▶ _Exercise prompt_:
From the entries below, report how many lines contain the string "Science". Give only that number.

▶ _Exercise materials_:
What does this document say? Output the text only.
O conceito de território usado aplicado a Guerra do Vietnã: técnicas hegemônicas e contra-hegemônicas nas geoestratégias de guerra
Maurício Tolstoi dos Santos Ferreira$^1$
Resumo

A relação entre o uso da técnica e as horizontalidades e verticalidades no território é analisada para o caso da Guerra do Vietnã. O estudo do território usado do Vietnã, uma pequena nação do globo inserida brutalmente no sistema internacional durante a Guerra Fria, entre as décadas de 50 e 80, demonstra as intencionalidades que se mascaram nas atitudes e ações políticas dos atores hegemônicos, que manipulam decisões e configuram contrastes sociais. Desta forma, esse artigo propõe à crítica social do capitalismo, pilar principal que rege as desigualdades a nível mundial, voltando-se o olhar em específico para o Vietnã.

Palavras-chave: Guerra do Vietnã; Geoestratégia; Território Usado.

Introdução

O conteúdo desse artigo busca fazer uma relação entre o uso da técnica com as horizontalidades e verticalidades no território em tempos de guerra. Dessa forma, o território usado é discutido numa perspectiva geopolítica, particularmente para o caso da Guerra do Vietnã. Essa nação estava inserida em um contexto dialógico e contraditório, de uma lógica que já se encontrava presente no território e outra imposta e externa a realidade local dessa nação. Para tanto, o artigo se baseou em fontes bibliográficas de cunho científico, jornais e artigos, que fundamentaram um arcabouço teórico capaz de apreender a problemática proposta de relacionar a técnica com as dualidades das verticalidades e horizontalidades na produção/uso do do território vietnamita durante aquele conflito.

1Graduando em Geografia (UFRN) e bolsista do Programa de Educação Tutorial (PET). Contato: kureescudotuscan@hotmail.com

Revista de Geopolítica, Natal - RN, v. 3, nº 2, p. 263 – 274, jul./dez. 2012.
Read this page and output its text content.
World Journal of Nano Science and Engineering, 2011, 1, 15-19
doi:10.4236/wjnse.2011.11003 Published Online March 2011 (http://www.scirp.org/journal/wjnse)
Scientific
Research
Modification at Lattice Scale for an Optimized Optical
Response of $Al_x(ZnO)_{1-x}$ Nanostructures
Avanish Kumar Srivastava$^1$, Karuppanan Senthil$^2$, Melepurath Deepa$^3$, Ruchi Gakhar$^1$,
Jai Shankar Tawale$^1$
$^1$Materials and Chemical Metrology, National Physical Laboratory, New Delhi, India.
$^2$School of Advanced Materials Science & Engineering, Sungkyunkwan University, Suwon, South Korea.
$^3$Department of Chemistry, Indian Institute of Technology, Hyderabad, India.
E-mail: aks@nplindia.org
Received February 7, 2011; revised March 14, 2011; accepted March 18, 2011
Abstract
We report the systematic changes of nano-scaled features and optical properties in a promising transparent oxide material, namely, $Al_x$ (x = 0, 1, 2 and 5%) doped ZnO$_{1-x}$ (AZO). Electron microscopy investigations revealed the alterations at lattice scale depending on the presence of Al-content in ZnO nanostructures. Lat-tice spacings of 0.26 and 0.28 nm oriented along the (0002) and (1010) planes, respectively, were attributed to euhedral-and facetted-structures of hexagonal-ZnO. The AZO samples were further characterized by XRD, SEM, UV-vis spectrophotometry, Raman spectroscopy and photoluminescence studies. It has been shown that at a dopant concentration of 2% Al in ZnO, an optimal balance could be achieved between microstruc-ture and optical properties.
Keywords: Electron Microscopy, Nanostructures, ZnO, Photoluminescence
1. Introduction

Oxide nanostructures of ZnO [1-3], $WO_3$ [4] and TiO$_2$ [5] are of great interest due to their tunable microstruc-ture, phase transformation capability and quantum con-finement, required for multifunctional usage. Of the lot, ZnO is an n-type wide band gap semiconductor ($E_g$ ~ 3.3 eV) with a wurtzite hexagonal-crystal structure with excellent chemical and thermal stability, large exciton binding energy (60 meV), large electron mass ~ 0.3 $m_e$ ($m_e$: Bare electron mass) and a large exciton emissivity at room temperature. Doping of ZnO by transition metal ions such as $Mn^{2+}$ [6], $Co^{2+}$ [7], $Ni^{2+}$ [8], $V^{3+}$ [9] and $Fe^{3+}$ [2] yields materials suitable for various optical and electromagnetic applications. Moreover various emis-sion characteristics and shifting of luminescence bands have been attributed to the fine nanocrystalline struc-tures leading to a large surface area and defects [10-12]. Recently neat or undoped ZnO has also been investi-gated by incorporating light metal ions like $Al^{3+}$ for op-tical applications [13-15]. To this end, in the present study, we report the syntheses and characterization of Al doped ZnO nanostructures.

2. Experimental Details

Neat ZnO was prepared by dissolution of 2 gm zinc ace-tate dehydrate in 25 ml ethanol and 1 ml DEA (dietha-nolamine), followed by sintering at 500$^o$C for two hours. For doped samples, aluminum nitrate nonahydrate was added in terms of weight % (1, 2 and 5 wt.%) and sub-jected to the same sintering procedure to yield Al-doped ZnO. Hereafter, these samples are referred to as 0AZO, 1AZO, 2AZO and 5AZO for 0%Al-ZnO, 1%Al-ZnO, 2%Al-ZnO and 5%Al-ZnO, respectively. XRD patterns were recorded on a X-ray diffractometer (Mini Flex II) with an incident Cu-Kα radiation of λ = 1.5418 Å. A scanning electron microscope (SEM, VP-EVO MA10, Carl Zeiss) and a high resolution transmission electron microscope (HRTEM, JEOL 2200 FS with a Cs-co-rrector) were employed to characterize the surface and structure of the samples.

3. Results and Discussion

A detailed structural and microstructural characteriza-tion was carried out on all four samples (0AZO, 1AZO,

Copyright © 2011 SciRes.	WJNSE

▶ _Worked answer_:
2